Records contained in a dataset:
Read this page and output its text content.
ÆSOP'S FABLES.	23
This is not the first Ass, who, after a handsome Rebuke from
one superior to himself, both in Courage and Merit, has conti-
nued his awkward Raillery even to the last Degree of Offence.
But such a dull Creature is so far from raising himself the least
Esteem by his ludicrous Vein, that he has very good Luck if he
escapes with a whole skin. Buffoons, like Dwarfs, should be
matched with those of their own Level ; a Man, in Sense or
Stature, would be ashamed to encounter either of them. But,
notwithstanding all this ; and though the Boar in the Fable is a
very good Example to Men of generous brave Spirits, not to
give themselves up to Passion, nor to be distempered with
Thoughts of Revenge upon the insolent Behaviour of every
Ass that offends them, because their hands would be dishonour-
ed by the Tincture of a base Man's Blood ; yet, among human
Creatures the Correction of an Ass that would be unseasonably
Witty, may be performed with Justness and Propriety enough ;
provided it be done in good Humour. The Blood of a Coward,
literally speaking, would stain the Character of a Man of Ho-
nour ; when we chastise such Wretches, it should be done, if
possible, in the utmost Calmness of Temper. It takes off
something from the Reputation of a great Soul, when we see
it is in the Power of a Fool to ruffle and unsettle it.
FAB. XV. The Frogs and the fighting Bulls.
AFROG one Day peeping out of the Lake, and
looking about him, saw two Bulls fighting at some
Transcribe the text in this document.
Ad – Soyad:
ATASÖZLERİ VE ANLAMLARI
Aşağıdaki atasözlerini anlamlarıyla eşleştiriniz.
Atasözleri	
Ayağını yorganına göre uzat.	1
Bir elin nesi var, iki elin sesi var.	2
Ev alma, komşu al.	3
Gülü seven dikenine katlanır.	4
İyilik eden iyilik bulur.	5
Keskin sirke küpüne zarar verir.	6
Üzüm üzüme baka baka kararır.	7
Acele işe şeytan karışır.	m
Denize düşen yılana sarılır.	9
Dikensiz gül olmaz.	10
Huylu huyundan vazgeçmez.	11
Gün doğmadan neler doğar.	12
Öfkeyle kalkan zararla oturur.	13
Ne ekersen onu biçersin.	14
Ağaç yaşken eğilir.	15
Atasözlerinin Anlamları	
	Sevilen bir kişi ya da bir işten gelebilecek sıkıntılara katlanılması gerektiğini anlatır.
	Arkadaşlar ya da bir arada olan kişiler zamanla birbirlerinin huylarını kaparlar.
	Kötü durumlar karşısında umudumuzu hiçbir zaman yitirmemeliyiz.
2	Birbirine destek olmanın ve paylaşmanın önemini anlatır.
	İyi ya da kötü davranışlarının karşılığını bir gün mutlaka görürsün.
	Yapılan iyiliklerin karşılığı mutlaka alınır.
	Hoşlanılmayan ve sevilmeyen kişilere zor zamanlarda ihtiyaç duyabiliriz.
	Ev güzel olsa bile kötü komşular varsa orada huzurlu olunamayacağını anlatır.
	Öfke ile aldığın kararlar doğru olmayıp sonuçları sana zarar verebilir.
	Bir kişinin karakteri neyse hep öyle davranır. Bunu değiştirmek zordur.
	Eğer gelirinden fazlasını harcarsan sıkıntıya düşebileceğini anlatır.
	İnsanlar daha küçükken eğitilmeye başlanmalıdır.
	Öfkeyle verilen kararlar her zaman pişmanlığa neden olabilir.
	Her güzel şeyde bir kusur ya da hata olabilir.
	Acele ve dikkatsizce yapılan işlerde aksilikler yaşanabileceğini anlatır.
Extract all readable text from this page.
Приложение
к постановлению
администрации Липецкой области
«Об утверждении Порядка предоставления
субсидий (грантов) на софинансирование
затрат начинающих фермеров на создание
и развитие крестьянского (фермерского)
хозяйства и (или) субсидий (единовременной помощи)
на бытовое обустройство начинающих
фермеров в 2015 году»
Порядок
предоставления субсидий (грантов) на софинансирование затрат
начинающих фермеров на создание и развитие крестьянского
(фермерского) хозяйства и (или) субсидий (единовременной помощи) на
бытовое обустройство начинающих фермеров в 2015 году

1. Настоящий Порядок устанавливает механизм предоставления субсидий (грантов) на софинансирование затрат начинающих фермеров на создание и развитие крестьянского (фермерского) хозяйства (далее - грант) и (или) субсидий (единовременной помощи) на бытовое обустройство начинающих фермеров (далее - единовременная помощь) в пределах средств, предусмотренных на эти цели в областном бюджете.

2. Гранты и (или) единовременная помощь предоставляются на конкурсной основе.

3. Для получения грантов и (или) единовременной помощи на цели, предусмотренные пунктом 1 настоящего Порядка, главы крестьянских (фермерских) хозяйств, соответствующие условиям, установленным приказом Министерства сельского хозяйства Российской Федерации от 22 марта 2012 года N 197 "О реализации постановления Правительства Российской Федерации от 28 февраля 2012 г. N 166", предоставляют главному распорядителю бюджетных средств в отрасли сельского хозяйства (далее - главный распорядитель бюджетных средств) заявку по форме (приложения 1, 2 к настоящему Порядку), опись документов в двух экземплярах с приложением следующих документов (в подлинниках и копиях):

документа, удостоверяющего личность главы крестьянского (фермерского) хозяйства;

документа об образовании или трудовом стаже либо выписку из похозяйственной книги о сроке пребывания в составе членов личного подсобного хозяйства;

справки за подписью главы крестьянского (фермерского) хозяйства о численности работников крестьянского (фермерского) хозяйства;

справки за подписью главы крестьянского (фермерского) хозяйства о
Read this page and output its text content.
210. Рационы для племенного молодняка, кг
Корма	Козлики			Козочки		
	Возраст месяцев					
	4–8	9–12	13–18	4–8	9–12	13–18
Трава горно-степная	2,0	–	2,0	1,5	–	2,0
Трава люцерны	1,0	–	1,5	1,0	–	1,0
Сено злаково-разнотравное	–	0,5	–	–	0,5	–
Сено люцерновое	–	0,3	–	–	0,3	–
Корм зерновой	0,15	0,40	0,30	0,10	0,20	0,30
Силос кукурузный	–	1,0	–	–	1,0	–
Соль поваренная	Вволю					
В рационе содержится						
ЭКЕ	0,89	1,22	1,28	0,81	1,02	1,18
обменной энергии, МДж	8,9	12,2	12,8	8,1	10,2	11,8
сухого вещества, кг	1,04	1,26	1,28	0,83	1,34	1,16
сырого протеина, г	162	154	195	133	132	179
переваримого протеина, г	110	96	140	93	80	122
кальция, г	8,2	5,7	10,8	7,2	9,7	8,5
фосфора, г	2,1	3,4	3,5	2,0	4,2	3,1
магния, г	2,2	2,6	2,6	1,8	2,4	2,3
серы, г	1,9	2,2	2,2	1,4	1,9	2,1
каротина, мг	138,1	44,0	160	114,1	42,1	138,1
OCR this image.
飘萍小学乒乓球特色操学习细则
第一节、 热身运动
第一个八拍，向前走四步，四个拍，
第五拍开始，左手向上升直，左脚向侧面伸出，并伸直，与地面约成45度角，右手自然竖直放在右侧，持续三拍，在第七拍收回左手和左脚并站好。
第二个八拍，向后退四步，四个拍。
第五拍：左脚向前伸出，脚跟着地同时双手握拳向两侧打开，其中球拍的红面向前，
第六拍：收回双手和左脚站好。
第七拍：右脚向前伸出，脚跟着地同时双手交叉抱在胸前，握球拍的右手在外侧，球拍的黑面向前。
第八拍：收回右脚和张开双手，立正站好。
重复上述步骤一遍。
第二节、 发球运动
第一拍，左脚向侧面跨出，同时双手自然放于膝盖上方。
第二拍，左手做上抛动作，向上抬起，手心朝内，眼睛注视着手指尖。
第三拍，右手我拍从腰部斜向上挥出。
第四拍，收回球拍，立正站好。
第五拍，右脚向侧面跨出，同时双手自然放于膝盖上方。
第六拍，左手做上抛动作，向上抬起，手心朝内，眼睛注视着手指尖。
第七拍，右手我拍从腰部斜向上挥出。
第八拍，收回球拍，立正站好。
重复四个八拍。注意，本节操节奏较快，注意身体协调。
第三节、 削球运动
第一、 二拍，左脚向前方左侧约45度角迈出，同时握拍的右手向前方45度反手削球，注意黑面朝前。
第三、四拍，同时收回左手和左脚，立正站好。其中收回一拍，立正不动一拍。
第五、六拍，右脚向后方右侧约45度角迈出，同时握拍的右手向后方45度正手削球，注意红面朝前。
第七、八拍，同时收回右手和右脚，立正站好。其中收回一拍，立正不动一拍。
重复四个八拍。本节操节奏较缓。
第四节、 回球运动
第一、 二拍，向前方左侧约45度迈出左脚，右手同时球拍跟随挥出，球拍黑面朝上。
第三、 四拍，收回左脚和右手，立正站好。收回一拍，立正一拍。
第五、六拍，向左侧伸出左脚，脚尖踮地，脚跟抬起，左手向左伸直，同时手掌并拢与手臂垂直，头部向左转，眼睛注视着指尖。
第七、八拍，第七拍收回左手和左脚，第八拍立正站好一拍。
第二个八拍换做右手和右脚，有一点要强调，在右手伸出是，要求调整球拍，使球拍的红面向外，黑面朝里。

CHALLENGE:
State the number of lines in the preceding entries that include the word "фермеров". Provide nothing else.

RESPONSE FOR THIS EXERCISE:
5